Job :: Extract all lines containing "Colocar".

(Collected data entries)
——————

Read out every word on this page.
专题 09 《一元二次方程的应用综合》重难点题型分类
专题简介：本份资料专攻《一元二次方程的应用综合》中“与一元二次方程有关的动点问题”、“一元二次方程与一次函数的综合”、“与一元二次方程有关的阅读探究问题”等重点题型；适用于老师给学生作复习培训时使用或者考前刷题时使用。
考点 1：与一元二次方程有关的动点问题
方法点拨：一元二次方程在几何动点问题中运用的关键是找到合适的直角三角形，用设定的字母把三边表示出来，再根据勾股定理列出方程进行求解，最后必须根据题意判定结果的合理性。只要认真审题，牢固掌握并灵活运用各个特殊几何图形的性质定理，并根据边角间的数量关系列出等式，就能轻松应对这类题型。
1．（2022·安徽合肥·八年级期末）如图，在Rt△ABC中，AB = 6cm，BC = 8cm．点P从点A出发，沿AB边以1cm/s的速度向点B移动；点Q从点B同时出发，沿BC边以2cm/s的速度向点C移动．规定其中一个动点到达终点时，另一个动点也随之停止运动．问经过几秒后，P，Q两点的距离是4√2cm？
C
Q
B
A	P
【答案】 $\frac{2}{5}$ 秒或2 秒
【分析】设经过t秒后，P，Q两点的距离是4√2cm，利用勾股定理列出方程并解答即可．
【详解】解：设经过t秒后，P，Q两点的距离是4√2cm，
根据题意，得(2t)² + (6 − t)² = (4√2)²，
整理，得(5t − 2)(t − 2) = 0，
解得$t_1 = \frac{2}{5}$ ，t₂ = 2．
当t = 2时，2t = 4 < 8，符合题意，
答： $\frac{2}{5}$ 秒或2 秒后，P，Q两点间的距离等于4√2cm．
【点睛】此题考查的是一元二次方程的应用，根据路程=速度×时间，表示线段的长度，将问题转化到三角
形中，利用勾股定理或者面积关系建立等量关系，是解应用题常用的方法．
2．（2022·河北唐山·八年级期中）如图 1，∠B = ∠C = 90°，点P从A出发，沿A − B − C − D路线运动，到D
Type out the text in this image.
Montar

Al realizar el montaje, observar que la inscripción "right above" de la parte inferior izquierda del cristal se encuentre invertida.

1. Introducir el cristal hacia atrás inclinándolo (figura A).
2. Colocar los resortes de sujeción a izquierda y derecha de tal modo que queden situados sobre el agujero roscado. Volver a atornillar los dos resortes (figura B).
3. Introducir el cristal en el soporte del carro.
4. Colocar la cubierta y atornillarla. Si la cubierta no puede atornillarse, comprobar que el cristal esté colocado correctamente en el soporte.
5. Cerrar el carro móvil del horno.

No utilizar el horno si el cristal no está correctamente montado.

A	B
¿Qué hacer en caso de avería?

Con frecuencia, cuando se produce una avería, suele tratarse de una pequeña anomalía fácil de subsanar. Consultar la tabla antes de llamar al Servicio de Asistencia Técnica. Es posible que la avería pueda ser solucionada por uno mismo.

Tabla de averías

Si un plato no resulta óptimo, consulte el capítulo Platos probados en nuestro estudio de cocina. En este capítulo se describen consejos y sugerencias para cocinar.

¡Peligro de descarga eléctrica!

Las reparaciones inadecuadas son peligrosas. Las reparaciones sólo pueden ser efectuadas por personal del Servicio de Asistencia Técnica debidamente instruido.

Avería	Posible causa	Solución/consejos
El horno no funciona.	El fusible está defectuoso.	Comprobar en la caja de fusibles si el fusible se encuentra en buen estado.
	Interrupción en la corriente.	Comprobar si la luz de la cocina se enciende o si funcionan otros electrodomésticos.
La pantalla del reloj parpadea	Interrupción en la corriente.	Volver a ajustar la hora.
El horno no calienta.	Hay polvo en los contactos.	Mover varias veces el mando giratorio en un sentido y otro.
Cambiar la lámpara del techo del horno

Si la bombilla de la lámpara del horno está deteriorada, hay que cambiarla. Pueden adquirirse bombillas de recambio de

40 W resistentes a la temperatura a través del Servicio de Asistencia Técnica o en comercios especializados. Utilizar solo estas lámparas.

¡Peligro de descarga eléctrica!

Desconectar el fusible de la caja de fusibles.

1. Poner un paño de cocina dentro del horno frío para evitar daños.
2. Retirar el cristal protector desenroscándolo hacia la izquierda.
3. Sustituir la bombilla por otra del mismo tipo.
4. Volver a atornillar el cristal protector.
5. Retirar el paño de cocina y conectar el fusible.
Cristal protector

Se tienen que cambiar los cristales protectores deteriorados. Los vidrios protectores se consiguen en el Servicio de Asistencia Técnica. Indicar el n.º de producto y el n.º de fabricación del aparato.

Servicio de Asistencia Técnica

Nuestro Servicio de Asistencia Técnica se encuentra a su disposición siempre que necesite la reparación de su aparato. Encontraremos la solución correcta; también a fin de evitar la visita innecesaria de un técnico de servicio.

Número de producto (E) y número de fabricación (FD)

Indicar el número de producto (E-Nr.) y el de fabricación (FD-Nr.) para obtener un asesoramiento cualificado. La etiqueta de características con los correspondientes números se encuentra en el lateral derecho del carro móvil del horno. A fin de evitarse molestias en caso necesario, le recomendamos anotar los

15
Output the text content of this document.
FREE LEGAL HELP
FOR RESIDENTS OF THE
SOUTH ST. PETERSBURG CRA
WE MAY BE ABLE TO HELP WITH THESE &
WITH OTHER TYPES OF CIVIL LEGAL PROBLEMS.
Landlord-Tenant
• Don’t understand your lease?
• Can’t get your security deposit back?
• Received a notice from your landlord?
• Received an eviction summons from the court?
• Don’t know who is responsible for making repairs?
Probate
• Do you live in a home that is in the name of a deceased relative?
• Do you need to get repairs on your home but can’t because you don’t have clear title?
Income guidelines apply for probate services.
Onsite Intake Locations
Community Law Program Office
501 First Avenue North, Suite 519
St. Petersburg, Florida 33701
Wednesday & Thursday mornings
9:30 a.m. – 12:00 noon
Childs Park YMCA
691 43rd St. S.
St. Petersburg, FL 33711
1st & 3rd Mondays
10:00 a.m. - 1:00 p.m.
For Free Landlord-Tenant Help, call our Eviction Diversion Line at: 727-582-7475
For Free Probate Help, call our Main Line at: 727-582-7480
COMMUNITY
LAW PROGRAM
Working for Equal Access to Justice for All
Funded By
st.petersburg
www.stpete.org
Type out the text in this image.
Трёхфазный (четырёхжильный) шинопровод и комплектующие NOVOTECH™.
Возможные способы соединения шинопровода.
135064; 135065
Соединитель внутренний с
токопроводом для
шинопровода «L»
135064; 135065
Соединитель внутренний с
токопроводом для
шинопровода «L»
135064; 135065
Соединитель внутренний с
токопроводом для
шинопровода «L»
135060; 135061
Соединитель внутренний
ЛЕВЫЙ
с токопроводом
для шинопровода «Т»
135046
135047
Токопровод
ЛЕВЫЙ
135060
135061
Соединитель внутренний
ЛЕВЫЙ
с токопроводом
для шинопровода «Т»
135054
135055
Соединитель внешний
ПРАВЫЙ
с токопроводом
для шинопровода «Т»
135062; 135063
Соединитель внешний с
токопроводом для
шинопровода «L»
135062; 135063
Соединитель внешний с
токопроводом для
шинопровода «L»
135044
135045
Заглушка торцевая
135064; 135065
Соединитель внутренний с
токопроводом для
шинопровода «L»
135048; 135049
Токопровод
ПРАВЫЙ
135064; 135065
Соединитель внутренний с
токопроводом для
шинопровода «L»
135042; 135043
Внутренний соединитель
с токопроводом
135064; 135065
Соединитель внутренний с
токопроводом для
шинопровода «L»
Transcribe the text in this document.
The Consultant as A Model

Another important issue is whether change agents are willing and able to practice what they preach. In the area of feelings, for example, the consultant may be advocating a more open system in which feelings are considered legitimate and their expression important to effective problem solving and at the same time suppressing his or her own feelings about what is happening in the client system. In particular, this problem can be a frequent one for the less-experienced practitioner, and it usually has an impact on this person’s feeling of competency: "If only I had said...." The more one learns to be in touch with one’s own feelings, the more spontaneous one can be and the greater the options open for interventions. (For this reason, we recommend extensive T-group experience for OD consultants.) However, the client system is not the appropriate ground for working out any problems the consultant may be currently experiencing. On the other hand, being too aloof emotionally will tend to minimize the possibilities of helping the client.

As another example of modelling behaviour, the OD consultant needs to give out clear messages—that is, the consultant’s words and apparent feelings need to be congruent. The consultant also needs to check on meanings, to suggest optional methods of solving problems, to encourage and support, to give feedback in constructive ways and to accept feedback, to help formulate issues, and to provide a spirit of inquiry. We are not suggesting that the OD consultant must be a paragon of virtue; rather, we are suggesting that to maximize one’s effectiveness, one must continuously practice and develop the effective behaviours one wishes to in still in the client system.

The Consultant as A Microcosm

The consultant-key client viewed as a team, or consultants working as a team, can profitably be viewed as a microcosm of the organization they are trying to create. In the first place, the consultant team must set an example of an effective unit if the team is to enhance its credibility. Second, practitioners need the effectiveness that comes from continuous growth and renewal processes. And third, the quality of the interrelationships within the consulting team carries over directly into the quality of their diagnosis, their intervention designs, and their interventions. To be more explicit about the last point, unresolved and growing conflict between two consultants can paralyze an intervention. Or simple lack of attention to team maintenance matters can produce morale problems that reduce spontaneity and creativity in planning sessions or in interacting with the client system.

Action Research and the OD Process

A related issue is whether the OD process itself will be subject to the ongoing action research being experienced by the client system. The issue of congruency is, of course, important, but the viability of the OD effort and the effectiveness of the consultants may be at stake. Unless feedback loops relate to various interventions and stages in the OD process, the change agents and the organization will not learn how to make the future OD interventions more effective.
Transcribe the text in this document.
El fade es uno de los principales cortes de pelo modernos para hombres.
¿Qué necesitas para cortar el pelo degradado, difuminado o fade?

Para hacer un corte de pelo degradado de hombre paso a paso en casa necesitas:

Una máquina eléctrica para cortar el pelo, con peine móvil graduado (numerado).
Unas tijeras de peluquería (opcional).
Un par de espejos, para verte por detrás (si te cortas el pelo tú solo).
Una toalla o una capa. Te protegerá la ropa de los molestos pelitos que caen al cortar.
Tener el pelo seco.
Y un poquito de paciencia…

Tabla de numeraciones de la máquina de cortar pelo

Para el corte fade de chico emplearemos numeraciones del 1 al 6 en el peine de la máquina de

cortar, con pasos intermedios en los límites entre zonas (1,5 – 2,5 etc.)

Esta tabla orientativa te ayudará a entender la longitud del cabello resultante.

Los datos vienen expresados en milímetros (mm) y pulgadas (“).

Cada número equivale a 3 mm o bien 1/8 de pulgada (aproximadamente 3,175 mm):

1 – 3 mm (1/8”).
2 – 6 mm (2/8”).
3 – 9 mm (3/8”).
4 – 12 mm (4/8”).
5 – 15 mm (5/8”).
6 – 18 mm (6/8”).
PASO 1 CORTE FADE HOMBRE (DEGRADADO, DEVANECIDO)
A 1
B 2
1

——————

Result of the task ::
2. Colocar los resortes de sujeción a izquierda y derecha de tal modo que queden situados sobre el agujero roscado. Volver a atornillar los dos resortes (figura B).
4. Colocar la cubierta y atornillarla. Si la cubierta no puede atornillarse, comprobar que el cristal esté colocado correctamente en el soporte.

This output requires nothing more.